(Excerpts from a figure dataset)
————
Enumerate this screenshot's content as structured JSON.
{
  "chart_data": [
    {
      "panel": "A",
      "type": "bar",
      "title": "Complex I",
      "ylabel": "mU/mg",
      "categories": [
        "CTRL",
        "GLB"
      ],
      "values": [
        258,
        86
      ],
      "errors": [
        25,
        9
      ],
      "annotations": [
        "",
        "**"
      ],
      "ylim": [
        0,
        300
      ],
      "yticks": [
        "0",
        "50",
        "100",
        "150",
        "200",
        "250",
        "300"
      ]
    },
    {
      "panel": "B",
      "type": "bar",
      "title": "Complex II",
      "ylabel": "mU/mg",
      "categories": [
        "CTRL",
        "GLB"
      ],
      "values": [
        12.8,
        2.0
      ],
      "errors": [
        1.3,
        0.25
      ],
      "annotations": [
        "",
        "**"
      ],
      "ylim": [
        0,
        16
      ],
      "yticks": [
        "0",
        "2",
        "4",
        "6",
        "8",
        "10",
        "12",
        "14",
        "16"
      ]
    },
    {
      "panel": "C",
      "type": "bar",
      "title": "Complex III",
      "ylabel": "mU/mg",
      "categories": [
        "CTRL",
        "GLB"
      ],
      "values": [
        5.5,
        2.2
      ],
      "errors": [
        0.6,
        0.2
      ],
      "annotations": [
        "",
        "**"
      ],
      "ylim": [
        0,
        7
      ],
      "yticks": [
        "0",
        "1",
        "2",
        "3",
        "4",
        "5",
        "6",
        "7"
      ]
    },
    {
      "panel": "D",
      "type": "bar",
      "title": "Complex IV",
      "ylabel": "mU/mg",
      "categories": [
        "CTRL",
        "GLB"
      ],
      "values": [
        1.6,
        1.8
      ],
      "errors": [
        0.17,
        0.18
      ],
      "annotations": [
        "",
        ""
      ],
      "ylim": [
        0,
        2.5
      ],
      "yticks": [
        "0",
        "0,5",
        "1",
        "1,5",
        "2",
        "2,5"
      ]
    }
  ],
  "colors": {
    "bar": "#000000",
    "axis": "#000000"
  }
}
————
• TASK BRIEF: Repeat every record exactly as written, please.

• TASK RESPONSE:
Enumerate this screenshot's content as structured JSON.
{
  "chart_data": [
    {
      "panel": "A",
      "type": "bar",
      "title": "Complex I",
      "ylabel": "mU/mg",
      "categories": [
        "CTRL",
        "GLB"
      ],
      "values": [
        258,
        86
      ],
      "errors": [
        25,
        9
      ],
      "annotations": [
        "",
        "**"
      ],
      "ylim": [
        0,
        300
      ],
      "yticks": [
        "0",
        "50",
        "100",
        "150",
        "200",
        "250",
        "300"
      ]
    },
    {
      "panel": "B",
      "type": "bar",
      "title": "Complex II",
      "ylabel": "mU/mg",
      "categories": [
        "CTRL",
        "GLB"
      ],
      "values": [
        12.8,
        2.0
      ],
      "errors": [
        1.3,
        0.25
      ],
      "annotations": [
        "",
        "**"
      ],
      "ylim": [
        0,
        16
      ],
      "yticks": [
        "0",
        "2",
        "4",
        "6",
        "8",
        "10",
        "12",
        "14",
        "16"
      ]
    },
    {
      "panel": "C",
      "type": "bar",
      "title": "Complex III",
      "ylabel": "mU/mg",
      "categories": [
        "CTRL",
        "GLB"
      ],
      "values": [
        5.5,
        2.2
      ],
      "errors": [
        0.6,
        0.2
      ],
      "annotations": [
        "",
        "**"
      ],
      "ylim": [
        0,
        7
      ],
      "yticks": [
        "0",
        "1",
        "2",
        "3",
        "4",
        "5",
        "6",
        "7"
      ]
    },
    {
      "panel": "D",
      "type": "bar",
      "title": "Complex IV",
      "ylabel": "mU/mg",
      "categories": [
        "CTRL",
        "GLB"
      ],
      "values": [
        1.6,
        1.8
      ],
      "errors": [
        0.17,
        0.18
      ],
      "annotations": [
        "",
        ""
      ],
      "ylim": [
        0,
        2.5
      ],
      "yticks": [
        "0",
        "0,5",
        "1",
        "1,5",
        "2",
        "2,5"
      ]
    }
  ],
  "colors": {
    "bar": "#000000",
    "axis": "#000000"
  }
}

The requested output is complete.